* Begin *
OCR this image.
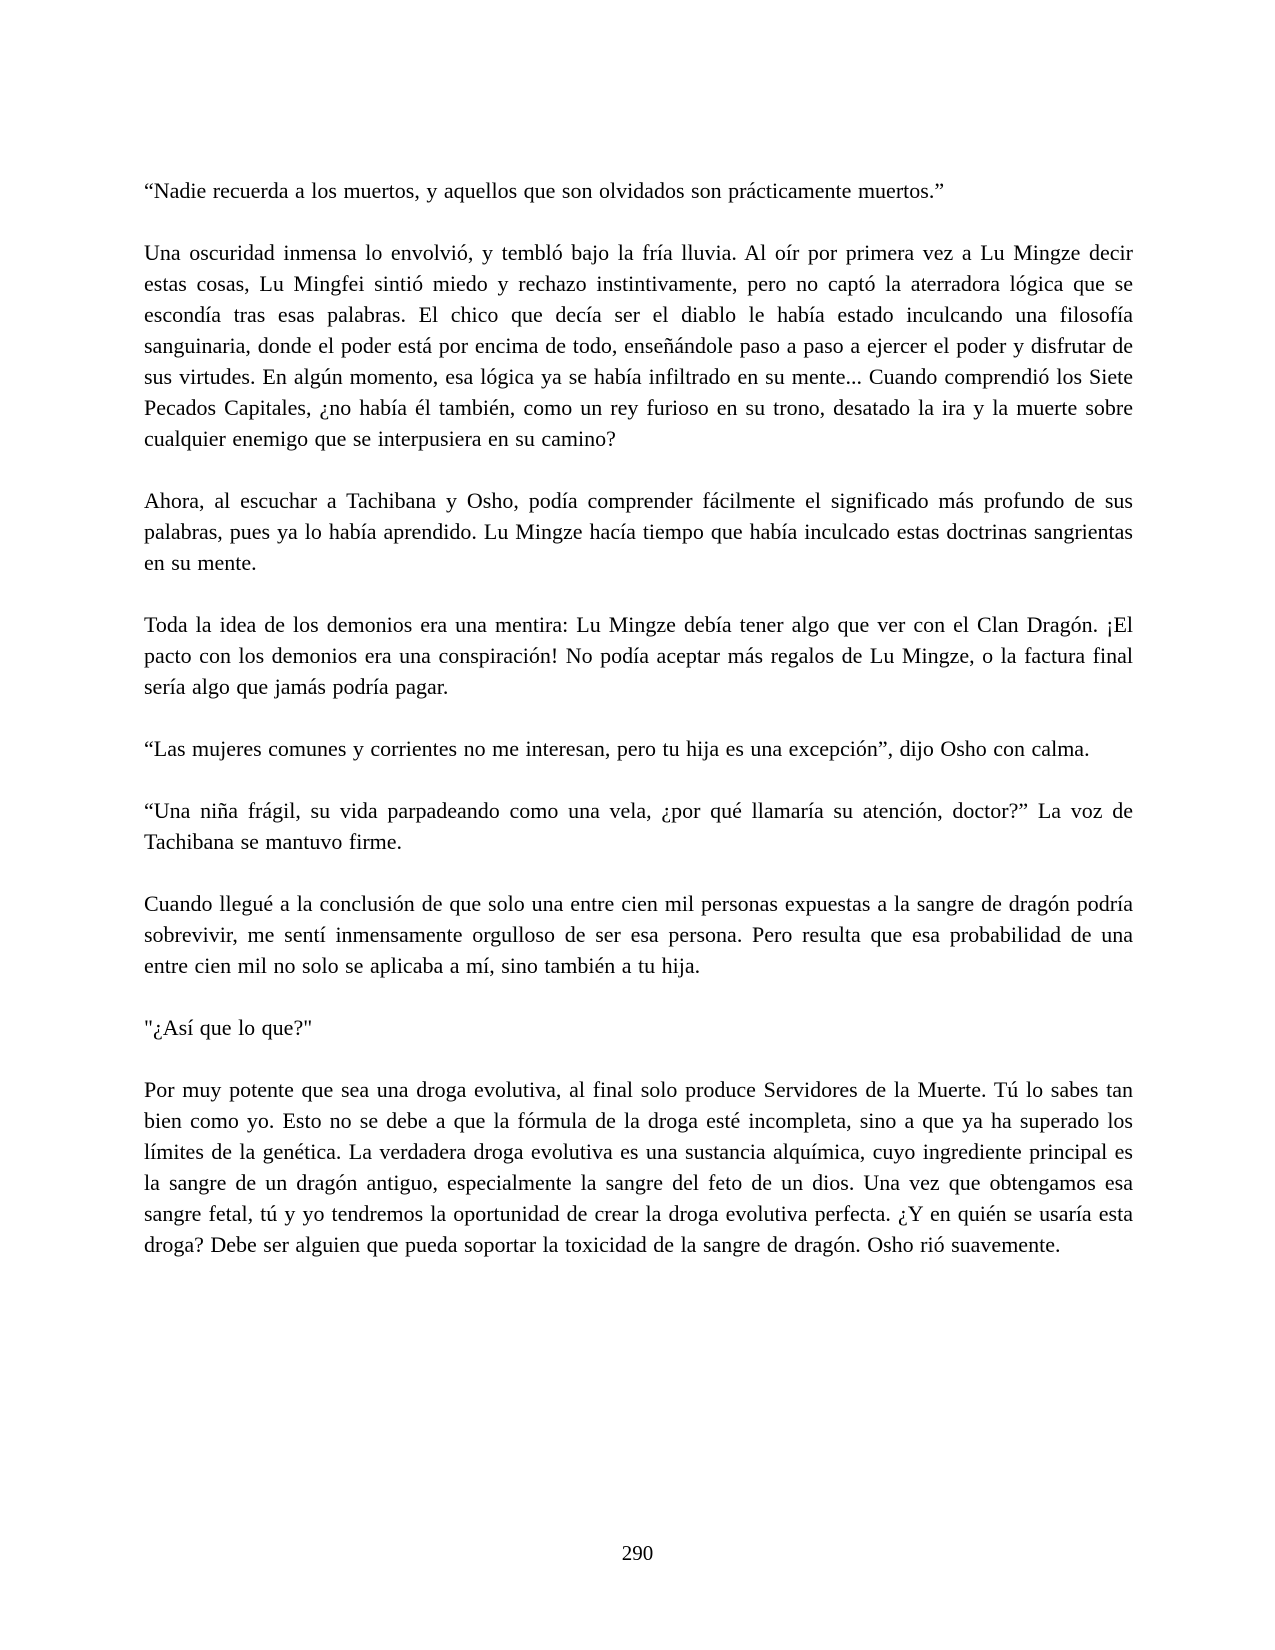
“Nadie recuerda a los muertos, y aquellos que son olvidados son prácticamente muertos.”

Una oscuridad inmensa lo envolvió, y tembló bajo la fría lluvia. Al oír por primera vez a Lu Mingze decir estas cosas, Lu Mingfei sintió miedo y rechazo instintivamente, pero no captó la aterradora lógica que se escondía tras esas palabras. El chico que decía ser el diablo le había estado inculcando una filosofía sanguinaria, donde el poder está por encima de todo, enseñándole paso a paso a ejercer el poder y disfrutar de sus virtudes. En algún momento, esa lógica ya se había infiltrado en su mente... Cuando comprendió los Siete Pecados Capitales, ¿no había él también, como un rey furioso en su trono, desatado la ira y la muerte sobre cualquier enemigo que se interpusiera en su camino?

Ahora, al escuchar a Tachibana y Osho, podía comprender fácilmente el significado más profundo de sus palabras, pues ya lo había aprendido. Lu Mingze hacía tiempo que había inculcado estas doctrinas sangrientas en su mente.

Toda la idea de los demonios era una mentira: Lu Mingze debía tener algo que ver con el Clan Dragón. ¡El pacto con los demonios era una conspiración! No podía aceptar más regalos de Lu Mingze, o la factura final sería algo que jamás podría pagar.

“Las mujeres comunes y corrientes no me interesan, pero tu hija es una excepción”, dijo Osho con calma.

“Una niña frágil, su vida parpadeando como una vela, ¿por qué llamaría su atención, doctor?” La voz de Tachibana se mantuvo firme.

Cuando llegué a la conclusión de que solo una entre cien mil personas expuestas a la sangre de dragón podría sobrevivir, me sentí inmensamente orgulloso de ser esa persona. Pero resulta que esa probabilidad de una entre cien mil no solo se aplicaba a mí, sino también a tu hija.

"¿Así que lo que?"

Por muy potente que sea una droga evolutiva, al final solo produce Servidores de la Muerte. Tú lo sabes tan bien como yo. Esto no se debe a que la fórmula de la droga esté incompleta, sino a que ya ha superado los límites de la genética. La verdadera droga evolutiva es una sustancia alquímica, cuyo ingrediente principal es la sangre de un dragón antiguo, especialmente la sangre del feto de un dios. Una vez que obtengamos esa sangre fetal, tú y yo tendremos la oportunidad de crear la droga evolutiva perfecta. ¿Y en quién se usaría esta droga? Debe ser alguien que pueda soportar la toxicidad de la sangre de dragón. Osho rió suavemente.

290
* End *
Give only the number of lines that include the word "podría".

2